-- Start Selected passage --

This very nice SKX007 heading down from the sunshine state.


----------



## yankeexpress (Apr 7, 2013)

Monday Postal deliveries are usually fun due to the stack up of stuff over the weekend, but today was particularly special due to the extreme generosity of a European WUS member who did the legwork needed to obtain these 3 Gigandet G2 subs that Amazon and the German dealer refuse to ship to North America, and are not available otherwise to my knowledge.

My good friend ordered them locally, then packaged them so as not to attract customs duty and carefully shipped them to me. I owe a favor big time!

Gigandet G2 subs, models 07, 08 and 019










Two of them came with OEM bracelets, but I'm still deciding what straps to attach them to, as they just arrived.


----------



## Aitch (Oct 13, 2012)

Aitch said:


> Also should be getting a Parnis submariner homage today, and eventually some different hands and a dial from raffle.s....


Arrived!










Bezel alignment is off 1/2 a minute though. DRAT!

(although looking at the seller's photo, it seems to be mis-aligned there too!)

-- End Selected passage --
-- Start Record extracts --

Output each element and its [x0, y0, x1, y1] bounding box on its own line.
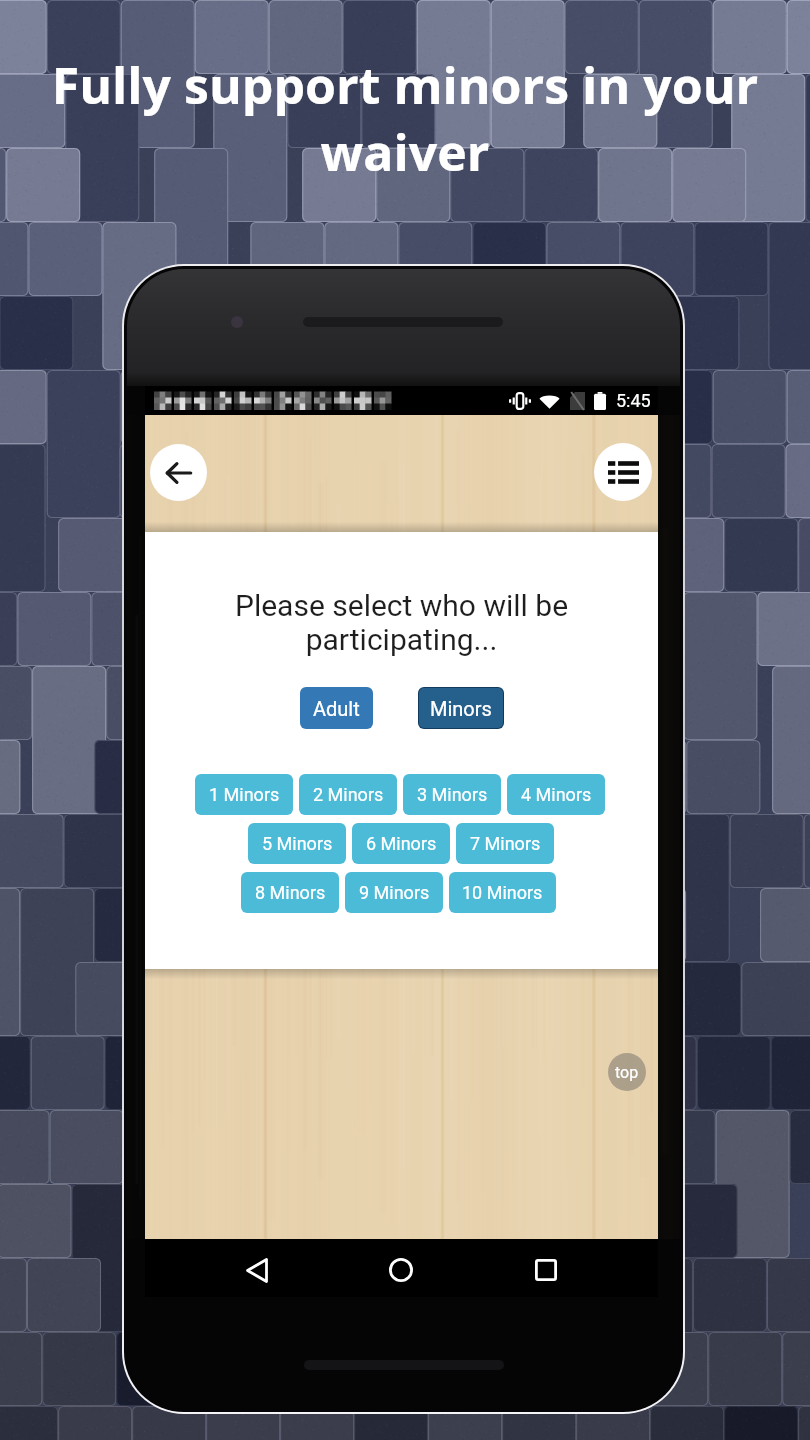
button[interactable]: 6 Minors [352, 823, 450, 864]
staticText: 6 Minors [366, 833, 437, 854]
staticText: 8 Minors [255, 882, 326, 903]
button[interactable]: Back [150, 444, 207, 501]
staticText: 5 Minors [262, 833, 333, 854]
staticText: 9 Minors [359, 882, 430, 903]
staticText: 7 Minors [470, 833, 541, 854]
button[interactable]: Minors [418, 687, 504, 729]
button[interactable]: Menu [594, 443, 652, 501]
button[interactable]: 4 Minors [507, 774, 605, 815]
staticText: 4 Minors [521, 784, 592, 805]
staticText: 3 Minors [417, 784, 488, 805]
staticText: Minors [430, 697, 492, 720]
button[interactable]: 7 Minors [456, 823, 554, 864]
staticText: Adult [313, 697, 360, 720]
button[interactable]: 3 Minors [403, 774, 501, 815]
button[interactable]: Back [237, 1250, 277, 1290]
staticText: 10 Minors [462, 882, 543, 903]
button[interactable]: Recents [526, 1250, 566, 1290]
staticText: Please select who will be participating.… [225, 588, 578, 657]
staticText: top [615, 1063, 639, 1082]
button[interactable]: 10 Minors [449, 872, 556, 913]
button[interactable]: Adult [300, 687, 373, 729]
button[interactable]: 5 Minors [248, 823, 346, 864]
button[interactable]: Scroll to top [608, 1053, 646, 1091]
staticText: Fully support minors in your waiver [22, 51, 788, 185]
staticText: 1 Minors [209, 784, 280, 805]
button[interactable]: 9 Minors [345, 872, 443, 913]
staticText: 5:45 [616, 390, 651, 411]
button[interactable]: Home [381, 1250, 421, 1290]
staticText: 2 Minors [313, 784, 384, 805]
button[interactable]: 8 Minors [241, 872, 339, 913]
button[interactable]: 1 Minors [195, 774, 293, 815]
button[interactable]: 2 Minors [299, 774, 397, 815]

-- End Record extracts --

Exercise task A:
Condense the watch thread's paragraph beginning "Monday Postal deliveries are usually fun" into a shorter version that keeps its main facts.
Exercise task B:
Swap "hands" for "straps" in the watch thread, starting at the words "## Aitch (Oct" and stopping after "dial from raffle.s....".
Exercise task C:
Summarize the watch thread in two sentences.

Task solution A:
Monday mail is usually fun because of the weekend backlog, but this delivery was special. A generous European WUS member did the legwork to obtain 3 Gigandet G2 subs. Amazon and the German dealer refuse to ship them to North America, and they aren't otherwise available there, as far as the writer knows.

Task solution B:
## Aitch (Oct 13, 2012)

Aitch said:


> Also should be getting a Parnis submariner homage today, and eventually some different straps and a dial from raffle.s....

Task solution C:
One member received three Gigandet G2 subs, models 07, 08 and 019, which a European friend ordered locally and shipped because Amazon and the German dealer won't ship them to North America. Another member's Parnis submariner homage arrived with its bezel alignment off by half a minute.